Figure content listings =

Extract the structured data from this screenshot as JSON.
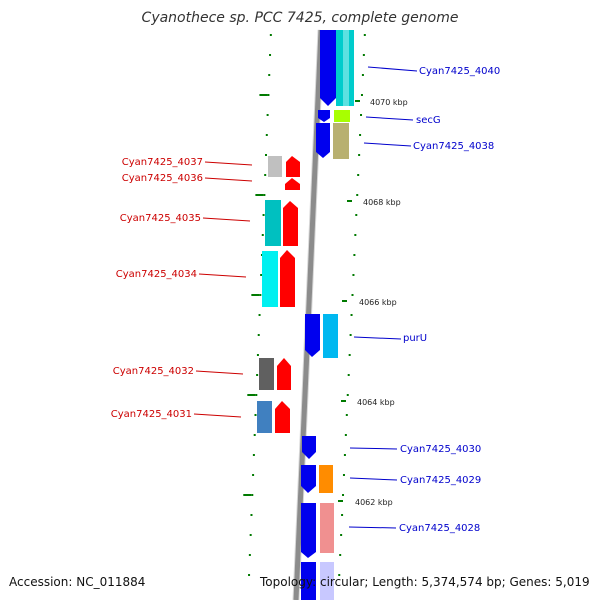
{
  "title": "Cyanothece sp. PCC 7425, complete genome",
  "footer": {
    "accession": "Accession: NC_011884",
    "topology": "Topology: circular; Length: 5,374,574 bp; Genes: 5,019"
  },
  "scale_labels": [
    "4070 kbp",
    "4068 kbp",
    "4066 kbp",
    "4064 kbp",
    "4062 kbp"
  ],
  "left_genes": [
    "Cyan7425_4037",
    "Cyan7425_4036",
    "Cyan7425_4035",
    "Cyan7425_4034",
    "Cyan7425_4032",
    "Cyan7425_4031"
  ],
  "right_genes": [
    "Cyan7425_4040",
    "secG",
    "Cyan7425_4038",
    "purU",
    "Cyan7425_4030",
    "Cyan7425_4029",
    "Cyan7425_4028"
  ],
  "colors": {
    "backbone": "#8c8c8c",
    "forward_strand": "#ff0000",
    "reverse_strand": "#0000ee",
    "left_label": "#cc0000",
    "right_label": "#0000cc",
    "tick": "#007a00"
  }
}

About this task = Write out the records once more, exactly as they stand, with no images.

Solution =
Extract the structured data from this screenshot as JSON.
{
  "title": "Cyanothece sp. PCC 7425, complete genome",
  "footer": {
    "accession": "Accession: NC_011884",
    "topology": "Topology: circular; Length: 5,374,574 bp; Genes: 5,019"
  },
  "scale_labels": [
    "4070 kbp",
    "4068 kbp",
    "4066 kbp",
    "4064 kbp",
    "4062 kbp"
  ],
  "left_genes": [
    "Cyan7425_4037",
    "Cyan7425_4036",
    "Cyan7425_4035",
    "Cyan7425_4034",
    "Cyan7425_4032",
    "Cyan7425_4031"
  ],
  "right_genes": [
    "Cyan7425_4040",
    "secG",
    "Cyan7425_4038",
    "purU",
    "Cyan7425_4030",
    "Cyan7425_4029",
    "Cyan7425_4028"
  ],
  "colors": {
    "backbone": "#8c8c8c",
    "forward_strand": "#ff0000",
    "reverse_strand": "#0000ee",
    "left_label": "#cc0000",
    "right_label": "#0000cc",
    "tick": "#007a00"
  }
}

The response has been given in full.